» **WHAT NEEDS TO BE DONE**: Count the lines below that contain the string "List", matching case exactly, and give only the number.

» **RECORDS FOR PROCESSING**:
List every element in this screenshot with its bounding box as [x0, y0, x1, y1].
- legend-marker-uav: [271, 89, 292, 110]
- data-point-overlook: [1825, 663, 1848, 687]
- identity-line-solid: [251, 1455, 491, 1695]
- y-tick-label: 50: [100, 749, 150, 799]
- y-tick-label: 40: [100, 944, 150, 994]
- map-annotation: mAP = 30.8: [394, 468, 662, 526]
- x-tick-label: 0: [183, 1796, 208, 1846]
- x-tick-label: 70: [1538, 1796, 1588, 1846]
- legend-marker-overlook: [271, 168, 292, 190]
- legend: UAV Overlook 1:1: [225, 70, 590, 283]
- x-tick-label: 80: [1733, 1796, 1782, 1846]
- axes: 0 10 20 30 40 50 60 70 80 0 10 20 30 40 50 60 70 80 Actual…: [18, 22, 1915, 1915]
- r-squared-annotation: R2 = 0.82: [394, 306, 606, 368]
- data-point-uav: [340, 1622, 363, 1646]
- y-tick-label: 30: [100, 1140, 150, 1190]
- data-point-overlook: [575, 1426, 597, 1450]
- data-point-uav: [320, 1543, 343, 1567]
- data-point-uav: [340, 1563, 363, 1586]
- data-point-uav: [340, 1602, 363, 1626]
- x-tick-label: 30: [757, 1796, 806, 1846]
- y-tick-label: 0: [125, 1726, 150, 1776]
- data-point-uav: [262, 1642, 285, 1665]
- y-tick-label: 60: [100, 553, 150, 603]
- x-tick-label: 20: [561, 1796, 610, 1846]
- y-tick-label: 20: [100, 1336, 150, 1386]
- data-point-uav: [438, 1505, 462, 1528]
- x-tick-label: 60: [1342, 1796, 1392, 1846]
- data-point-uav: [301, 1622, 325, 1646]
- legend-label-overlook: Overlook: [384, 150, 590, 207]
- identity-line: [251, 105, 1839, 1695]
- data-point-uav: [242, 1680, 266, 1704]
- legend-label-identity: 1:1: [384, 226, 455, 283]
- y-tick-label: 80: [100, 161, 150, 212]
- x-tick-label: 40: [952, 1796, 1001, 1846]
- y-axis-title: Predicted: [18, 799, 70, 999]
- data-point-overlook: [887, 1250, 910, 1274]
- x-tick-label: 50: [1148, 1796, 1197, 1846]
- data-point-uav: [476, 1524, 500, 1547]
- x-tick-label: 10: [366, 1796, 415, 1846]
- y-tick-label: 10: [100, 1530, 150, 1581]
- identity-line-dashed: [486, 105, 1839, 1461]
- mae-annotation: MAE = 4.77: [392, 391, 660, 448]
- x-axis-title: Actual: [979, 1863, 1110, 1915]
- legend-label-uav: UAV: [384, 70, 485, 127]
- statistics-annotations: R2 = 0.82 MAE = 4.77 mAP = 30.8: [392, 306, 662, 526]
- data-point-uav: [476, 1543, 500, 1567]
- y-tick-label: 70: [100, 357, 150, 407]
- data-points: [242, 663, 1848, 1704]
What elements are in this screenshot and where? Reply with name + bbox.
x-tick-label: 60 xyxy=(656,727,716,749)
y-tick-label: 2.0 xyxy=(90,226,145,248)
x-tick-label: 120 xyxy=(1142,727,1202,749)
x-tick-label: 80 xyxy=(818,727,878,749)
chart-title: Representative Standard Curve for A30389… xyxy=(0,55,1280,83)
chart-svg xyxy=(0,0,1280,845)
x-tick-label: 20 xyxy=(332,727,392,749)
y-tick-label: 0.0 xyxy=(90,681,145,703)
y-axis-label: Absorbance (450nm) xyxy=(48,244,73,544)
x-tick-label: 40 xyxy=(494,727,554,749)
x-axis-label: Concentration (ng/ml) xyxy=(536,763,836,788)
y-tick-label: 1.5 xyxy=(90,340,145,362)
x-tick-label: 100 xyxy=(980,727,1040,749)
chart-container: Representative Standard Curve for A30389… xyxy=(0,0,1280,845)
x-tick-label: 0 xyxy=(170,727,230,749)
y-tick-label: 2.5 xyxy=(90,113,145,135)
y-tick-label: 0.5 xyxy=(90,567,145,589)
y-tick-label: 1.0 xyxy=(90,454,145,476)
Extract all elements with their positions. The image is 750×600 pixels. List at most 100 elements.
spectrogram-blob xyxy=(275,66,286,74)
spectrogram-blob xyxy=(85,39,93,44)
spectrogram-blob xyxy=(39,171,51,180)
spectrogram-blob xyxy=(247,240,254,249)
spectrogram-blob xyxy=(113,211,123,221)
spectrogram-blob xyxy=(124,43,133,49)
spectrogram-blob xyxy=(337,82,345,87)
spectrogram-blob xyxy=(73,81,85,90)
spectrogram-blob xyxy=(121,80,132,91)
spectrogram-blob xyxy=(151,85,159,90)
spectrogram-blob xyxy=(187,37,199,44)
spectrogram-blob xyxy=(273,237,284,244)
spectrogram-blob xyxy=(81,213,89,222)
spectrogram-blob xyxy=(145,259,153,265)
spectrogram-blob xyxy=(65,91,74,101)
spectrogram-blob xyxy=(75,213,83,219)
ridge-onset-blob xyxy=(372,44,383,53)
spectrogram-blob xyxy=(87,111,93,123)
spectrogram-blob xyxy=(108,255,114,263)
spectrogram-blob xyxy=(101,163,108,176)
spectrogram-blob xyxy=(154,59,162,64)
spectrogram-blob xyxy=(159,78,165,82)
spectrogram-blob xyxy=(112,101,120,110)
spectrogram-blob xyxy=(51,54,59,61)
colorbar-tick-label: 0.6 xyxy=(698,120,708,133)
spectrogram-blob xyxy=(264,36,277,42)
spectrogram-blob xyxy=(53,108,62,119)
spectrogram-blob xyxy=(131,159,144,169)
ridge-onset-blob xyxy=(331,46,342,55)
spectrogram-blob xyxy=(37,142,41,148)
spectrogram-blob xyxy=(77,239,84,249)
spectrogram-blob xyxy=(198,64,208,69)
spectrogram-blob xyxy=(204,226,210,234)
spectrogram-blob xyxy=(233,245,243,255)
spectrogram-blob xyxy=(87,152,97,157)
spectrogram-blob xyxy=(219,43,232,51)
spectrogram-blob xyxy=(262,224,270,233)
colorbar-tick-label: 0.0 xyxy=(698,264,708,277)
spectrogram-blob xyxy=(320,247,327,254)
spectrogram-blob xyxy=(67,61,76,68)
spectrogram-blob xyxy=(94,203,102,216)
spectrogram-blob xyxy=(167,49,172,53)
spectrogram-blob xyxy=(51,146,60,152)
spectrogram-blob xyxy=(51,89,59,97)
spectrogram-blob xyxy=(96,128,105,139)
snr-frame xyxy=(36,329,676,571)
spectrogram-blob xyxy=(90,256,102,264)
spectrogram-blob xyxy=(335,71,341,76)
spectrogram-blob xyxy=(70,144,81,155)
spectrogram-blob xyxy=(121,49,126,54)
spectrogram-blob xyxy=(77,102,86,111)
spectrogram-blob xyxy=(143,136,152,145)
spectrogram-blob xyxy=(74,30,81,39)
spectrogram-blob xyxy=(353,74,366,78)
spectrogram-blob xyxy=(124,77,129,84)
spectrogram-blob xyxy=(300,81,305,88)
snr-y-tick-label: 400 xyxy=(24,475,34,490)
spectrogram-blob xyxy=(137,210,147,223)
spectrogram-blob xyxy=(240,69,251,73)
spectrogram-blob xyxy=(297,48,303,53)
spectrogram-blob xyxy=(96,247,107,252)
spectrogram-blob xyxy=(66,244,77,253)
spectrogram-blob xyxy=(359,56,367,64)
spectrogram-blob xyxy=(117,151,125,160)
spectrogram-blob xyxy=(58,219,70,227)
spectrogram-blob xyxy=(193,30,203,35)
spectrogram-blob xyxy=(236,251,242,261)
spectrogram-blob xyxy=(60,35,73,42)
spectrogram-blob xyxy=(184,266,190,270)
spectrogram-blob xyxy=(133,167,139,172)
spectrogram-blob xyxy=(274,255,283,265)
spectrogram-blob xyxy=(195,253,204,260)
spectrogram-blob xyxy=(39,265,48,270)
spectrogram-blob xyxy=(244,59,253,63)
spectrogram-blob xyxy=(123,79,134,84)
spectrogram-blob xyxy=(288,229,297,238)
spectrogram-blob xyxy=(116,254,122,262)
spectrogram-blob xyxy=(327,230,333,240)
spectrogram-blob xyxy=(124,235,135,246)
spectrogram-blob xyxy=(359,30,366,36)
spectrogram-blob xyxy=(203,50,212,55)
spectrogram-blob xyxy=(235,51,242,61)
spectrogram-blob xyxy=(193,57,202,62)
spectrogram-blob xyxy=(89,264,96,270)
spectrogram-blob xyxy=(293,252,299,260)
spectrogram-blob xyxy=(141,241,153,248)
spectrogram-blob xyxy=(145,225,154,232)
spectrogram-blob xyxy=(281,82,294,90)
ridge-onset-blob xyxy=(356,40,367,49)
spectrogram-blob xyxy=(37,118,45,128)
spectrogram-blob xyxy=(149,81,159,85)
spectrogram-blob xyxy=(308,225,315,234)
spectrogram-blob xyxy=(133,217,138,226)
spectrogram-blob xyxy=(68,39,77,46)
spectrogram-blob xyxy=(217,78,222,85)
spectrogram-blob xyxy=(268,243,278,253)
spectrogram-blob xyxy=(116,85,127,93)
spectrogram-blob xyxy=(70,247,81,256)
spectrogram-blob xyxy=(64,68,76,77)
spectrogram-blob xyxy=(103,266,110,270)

» **RESULT OF THE TASK**: 2